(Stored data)
■ ■ ■ ■ ■

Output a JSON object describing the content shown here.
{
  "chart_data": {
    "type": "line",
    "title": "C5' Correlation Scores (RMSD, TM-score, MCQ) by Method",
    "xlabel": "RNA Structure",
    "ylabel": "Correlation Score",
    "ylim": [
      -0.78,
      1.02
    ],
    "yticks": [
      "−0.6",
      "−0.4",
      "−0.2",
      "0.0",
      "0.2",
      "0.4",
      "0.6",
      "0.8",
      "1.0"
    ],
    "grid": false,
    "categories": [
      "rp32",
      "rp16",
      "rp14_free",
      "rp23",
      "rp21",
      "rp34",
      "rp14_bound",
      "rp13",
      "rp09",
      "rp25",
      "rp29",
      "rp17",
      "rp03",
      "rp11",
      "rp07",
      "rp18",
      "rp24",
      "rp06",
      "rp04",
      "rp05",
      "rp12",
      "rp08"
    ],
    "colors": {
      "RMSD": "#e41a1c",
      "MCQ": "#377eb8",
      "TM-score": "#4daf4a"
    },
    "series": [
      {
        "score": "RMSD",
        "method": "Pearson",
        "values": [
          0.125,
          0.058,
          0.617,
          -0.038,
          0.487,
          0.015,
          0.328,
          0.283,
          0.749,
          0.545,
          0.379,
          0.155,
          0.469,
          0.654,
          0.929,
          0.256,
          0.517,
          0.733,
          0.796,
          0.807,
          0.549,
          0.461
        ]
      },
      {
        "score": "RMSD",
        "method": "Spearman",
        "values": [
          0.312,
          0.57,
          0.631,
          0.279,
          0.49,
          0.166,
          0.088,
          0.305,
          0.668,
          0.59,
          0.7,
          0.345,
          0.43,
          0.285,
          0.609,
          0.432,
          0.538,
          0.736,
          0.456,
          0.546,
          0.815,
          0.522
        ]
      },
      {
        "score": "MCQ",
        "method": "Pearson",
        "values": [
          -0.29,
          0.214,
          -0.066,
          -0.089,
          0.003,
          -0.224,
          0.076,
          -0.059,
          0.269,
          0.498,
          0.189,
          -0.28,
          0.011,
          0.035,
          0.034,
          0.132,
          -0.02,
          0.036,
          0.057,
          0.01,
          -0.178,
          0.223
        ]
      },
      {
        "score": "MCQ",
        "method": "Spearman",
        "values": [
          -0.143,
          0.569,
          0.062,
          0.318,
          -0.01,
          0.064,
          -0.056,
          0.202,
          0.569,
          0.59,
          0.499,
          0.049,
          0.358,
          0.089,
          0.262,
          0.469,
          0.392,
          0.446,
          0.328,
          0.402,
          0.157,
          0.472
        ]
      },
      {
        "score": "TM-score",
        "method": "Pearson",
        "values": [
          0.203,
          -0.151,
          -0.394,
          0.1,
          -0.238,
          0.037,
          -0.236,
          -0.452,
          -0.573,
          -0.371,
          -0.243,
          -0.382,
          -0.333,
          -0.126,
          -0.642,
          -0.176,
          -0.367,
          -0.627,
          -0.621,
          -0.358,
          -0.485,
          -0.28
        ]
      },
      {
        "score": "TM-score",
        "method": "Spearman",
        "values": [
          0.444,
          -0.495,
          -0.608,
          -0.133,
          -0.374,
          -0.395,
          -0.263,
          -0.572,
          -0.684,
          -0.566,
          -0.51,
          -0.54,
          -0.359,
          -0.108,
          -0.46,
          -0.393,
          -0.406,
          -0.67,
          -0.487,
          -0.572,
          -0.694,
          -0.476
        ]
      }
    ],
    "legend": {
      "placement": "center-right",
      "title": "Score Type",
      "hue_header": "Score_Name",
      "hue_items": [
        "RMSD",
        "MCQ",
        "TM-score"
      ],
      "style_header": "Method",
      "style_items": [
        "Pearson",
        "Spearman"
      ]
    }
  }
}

■ ■ ■ ■ ■

[PROBLEM DETAILS]: Reproduce all of the material above word for word.

[SOLUTION FOR THIS EXERCISE]:
Output a JSON object describing the content shown here.
{
  "chart_data": {
    "type": "line",
    "title": "C5' Correlation Scores (RMSD, TM-score, MCQ) by Method",
    "xlabel": "RNA Structure",
    "ylabel": "Correlation Score",
    "ylim": [
      -0.78,
      1.02
    ],
    "yticks": [
      "−0.6",
      "−0.4",
      "−0.2",
      "0.0",
      "0.2",
      "0.4",
      "0.6",
      "0.8",
      "1.0"
    ],
    "grid": false,
    "categories": [
      "rp32",
      "rp16",
      "rp14_free",
      "rp23",
      "rp21",
      "rp34",
      "rp14_bound",
      "rp13",
      "rp09",
      "rp25",
      "rp29",
      "rp17",
      "rp03",
      "rp11",
      "rp07",
      "rp18",
      "rp24",
      "rp06",
      "rp04",
      "rp05",
      "rp12",
      "rp08"
    ],
    "colors": {
      "RMSD": "#e41a1c",
      "MCQ": "#377eb8",
      "TM-score": "#4daf4a"
    },
    "series": [
      {
        "score": "RMSD",
        "method": "Pearson",
        "values": [
          0.125,
          0.058,
          0.617,
          -0.038,
          0.487,
          0.015,
          0.328,
          0.283,
          0.749,
          0.545,
          0.379,
          0.155,
          0.469,
          0.654,
          0.929,
          0.256,
          0.517,
          0.733,
          0.796,
          0.807,
          0.549,
          0.461
        ]
      },
      {
        "score": "RMSD",
        "method": "Spearman",
        "values": [
          0.312,
          0.57,
          0.631,
          0.279,
          0.49,
          0.166,
          0.088,
          0.305,
          0.668,
          0.59,
          0.7,
          0.345,
          0.43,
          0.285,
          0.609,
          0.432,
          0.538,
          0.736,
          0.456,
          0.546,
          0.815,
          0.522
        ]
      },
      {
        "score": "MCQ",
        "method": "Pearson",
        "values": [
          -0.29,
          0.214,
          -0.066,
          -0.089,
          0.003,
          -0.224,
          0.076,
          -0.059,
          0.269,
          0.498,
          0.189,
          -0.28,
          0.011,
          0.035,
          0.034,
          0.132,
          -0.02,
          0.036,
          0.057,
          0.01,
          -0.178,
          0.223
        ]
      },
      {
        "score": "MCQ",
        "method": "Spearman",
        "values": [
          -0.143,
          0.569,
          0.062,
          0.318,
          -0.01,
          0.064,
          -0.056,
          0.202,
          0.569,
          0.59,
          0.499,
          0.049,
          0.358,
          0.089,
          0.262,
          0.469,
          0.392,
          0.446,
          0.328,
          0.402,
          0.157,
          0.472
        ]
      },
      {
        "score": "TM-score",
        "method": "Pearson",
        "values": [
          0.203,
          -0.151,
          -0.394,
          0.1,
          -0.238,
          0.037,
          -0.236,
          -0.452,
          -0.573,
          -0.371,
          -0.243,
          -0.382,
          -0.333,
          -0.126,
          -0.642,
          -0.176,
          -0.367,
          -0.627,
          -0.621,
          -0.358,
          -0.485,
          -0.28
        ]
      },
      {
        "score": "TM-score",
        "method": "Spearman",
        "values": [
          0.444,
          -0.495,
          -0.608,
          -0.133,
          -0.374,
          -0.395,
          -0.263,
          -0.572,
          -0.684,
          -0.566,
          -0.51,
          -0.54,
          -0.359,
          -0.108,
          -0.46,
          -0.393,
          -0.406,
          -0.67,
          -0.487,
          -0.572,
          -0.694,
          -0.476
        ]
      }
    ],
    "legend": {
      "placement": "center-right",
      "title": "Score Type",
      "hue_header": "Score_Name",
      "hue_items": [
        "RMSD",
        "MCQ",
        "TM-score"
      ],
      "style_header": "Method",
      "style_items": [
        "Pearson",
        "Spearman"
      ]
    }
  }
}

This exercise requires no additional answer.